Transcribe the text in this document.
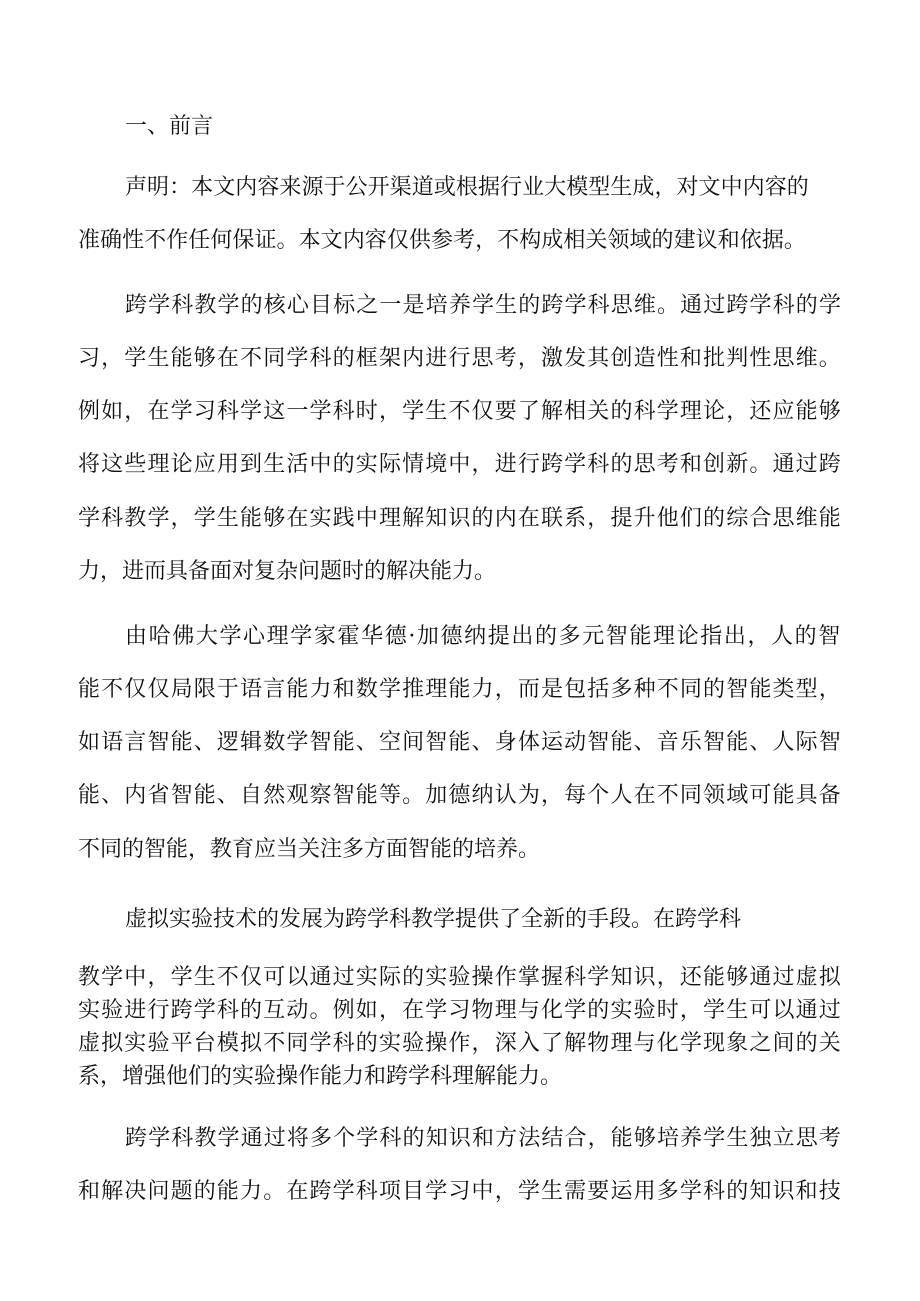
一、前言
声明：本文内容来源于公开渠道或根据行业大模型生成，对文中内容的
准确性不作任何保证。本文内容仅供参考，不构成相关领域的建议和依据。
跨学科教学的核心目标之一是培养学生的跨学科思维。通过跨学科的学
习，学生能够在不同学科的框架内进行思考，激发其创造性和批判性思维。
例如，在学习科学这一学科时，学生不仅要了解相关的科学理论，还应能够
将这些理论应用到生活中的实际情境中，进行跨学科的思考和创新。通过跨
学科教学，学生能够在实践中理解知识的内在联系，提升他们的综合思维能
力，进而具备面对复杂问题时的解决能力。
由哈佛大学心理学家霍华德·加德纳提出的多元智能理论指出，人的智
能不仅仅局限于语言能力和数学推理能力，而是包括多种不同的智能类型，
如语言智能、逻辑数学智能、空间智能、身体运动智能、音乐智能、人际智
能、内省智能、自然观察智能等。加德纳认为，每个人在不同领域可能具备
不同的智能，教育应当关注多方面智能的培养。
虚拟实验技术的发展为跨学科教学提供了全新的手段。在跨学科
教学中，学生不仅可以通过实际的实验操作掌握科学知识，还能够通过虚拟
实验进行跨学科的互动。例如，在学习物理与化学的实验时，学生可以通过
虚拟实验平台模拟不同学科的实验操作，深入了解物理与化学现象之间的关
系，增强他们的实验操作能力和跨学科理解能力。
跨学科教学通过将多个学科的知识和方法结合，能够培养学生独立思考
和解决问题的能力。在跨学科项目学习中，学生需要运用多学科的知识和技
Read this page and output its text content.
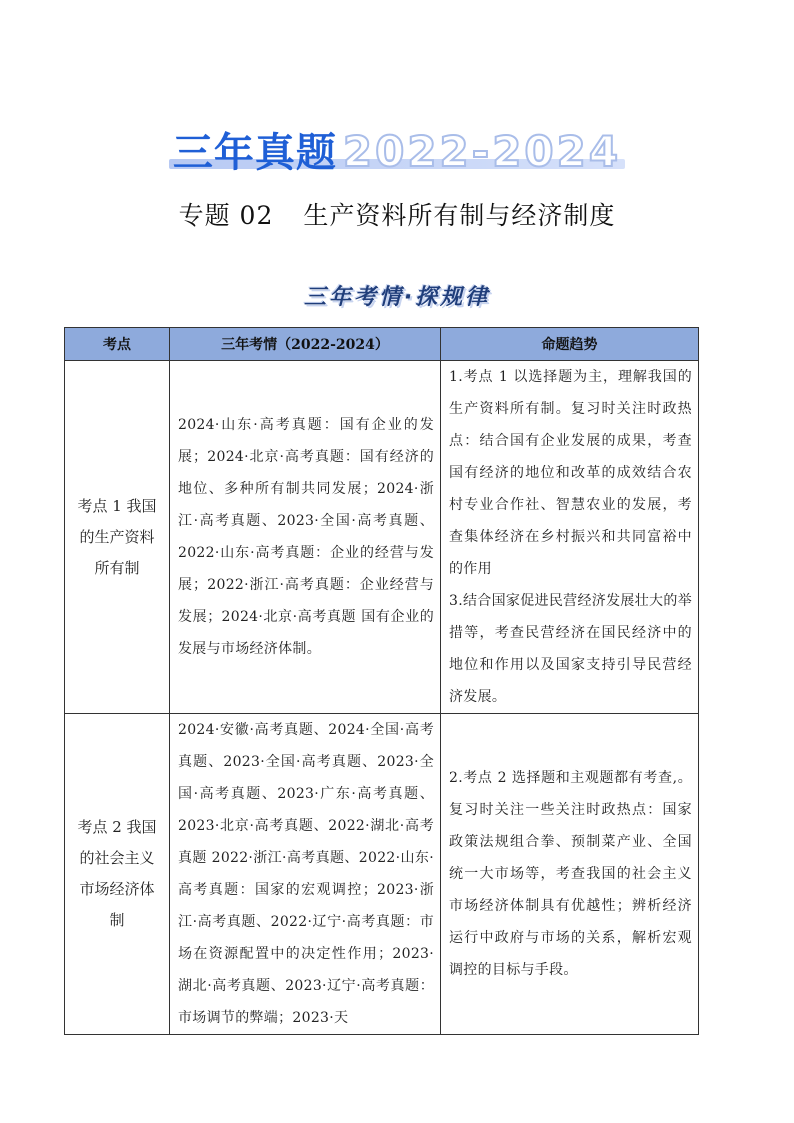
三年真题 2022-2024
专题 02 生产资料所有制与经济制度
三年考情·探规律
考点	三年考情（2022-2024）	命题趋势
考点 1 我国的生产资料所有制	2024·山东·高考真题：国有企业的发展；2024·北京·高考真题：国有经济的地位、多种所有制共同发展；2024·浙江·高考真题、2023·全国·高考真题、2022·山东·高考真题：企业的经营与发展；2022·浙江·高考真题：企业经营与发展；2024·北京·高考真题 国有企业的发展与市场经济体制。	1.考点 1 以选择题为主，理解我国的生产资料所有制。复习时关注时政热点：结合国有企业发展的成果，考查国有经济的地位和改革的成效结合农村专业合作社、智慧农业的发展，考查集体经济在乡村振兴和共同富裕中的作用
3.结合国家促进民营经济发展壮大的举措等，考查民营经济在国民经济中的地位和作用以及国家支持引导民营经济发展。

考点 2 我国的社会主义市场经济体制	2024·安徽·高考真题、2024·全国·高考真题、2023·全国·高考真题、2023·全国·高考真题、2023·广东·高考真题、2023·北京·高考真题、2022·湖北·高考真题 2022·浙江·高考真题、2022·山东·高考真题：国家的宏观调控；2023·浙江·高考真题、2022·辽宁·高考真题：市场在资源配置中的决定性作用；2023·湖北·高考真题、2023·辽宁·高考真题：市场调节的弊端；2023·天	2.考点 2 选择题和主观题都有考查,。复习时关注一些关注时政热点：国家政策法规组合拳、预制菜产业、全国统一大市场等，考查我国的社会主义市场经济体制具有优越性；辨析经济运行中政府与市场的关系，解析宏观调控的目标与手段。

▶ Given request: Skip the images and write out the rest of the listing exactly.

▶ Expected output:
Transcribe the text in this document.
一、前言
声明：本文内容来源于公开渠道或根据行业大模型生成，对文中内容的
准确性不作任何保证。本文内容仅供参考，不构成相关领域的建议和依据。
跨学科教学的核心目标之一是培养学生的跨学科思维。通过跨学科的学
习，学生能够在不同学科的框架内进行思考，激发其创造性和批判性思维。
例如，在学习科学这一学科时，学生不仅要了解相关的科学理论，还应能够
将这些理论应用到生活中的实际情境中，进行跨学科的思考和创新。通过跨
学科教学，学生能够在实践中理解知识的内在联系，提升他们的综合思维能
力，进而具备面对复杂问题时的解决能力。
由哈佛大学心理学家霍华德·加德纳提出的多元智能理论指出，人的智
能不仅仅局限于语言能力和数学推理能力，而是包括多种不同的智能类型，
如语言智能、逻辑数学智能、空间智能、身体运动智能、音乐智能、人际智
能、内省智能、自然观察智能等。加德纳认为，每个人在不同领域可能具备
不同的智能，教育应当关注多方面智能的培养。
虚拟实验技术的发展为跨学科教学提供了全新的手段。在跨学科
教学中，学生不仅可以通过实际的实验操作掌握科学知识，还能够通过虚拟
实验进行跨学科的互动。例如，在学习物理与化学的实验时，学生可以通过
虚拟实验平台模拟不同学科的实验操作，深入了解物理与化学现象之间的关
系，增强他们的实验操作能力和跨学科理解能力。
跨学科教学通过将多个学科的知识和方法结合，能够培养学生独立思考
和解决问题的能力。在跨学科项目学习中，学生需要运用多学科的知识和技
Read this page and output its text content.
三年真题 2022-2024
专题 02 生产资料所有制与经济制度
三年考情·探规律
考点	三年考情（2022-2024）	命题趋势
考点 1 我国的生产资料所有制	2024·山东·高考真题：国有企业的发展；2024·北京·高考真题：国有经济的地位、多种所有制共同发展；2024·浙江·高考真题、2023·全国·高考真题、2022·山东·高考真题：企业的经营与发展；2022·浙江·高考真题：企业经营与发展；2024·北京·高考真题 国有企业的发展与市场经济体制。	1.考点 1 以选择题为主，理解我国的生产资料所有制。复习时关注时政热点：结合国有企业发展的成果，考查国有经济的地位和改革的成效结合农村专业合作社、智慧农业的发展，考查集体经济在乡村振兴和共同富裕中的作用
3.结合国家促进民营经济发展壮大的举措等，考查民营经济在国民经济中的地位和作用以及国家支持引导民营经济发展。

考点 2 我国的社会主义市场经济体制	2024·安徽·高考真题、2024·全国·高考真题、2023·全国·高考真题、2023·全国·高考真题、2023·广东·高考真题、2023·北京·高考真题、2022·湖北·高考真题 2022·浙江·高考真题、2022·山东·高考真题：国家的宏观调控；2023·浙江·高考真题、2022·辽宁·高考真题：市场在资源配置中的决定性作用；2023·湖北·高考真题、2023·辽宁·高考真题：市场调节的弊端；2023·天	2.考点 2 选择题和主观题都有考查,。复习时关注一些关注时政热点：国家政策法规组合拳、预制菜产业、全国统一大市场等，考查我国的社会主义市场经济体制具有优越性；辨析经济运行中政府与市场的关系，解析宏观调控的目标与手段。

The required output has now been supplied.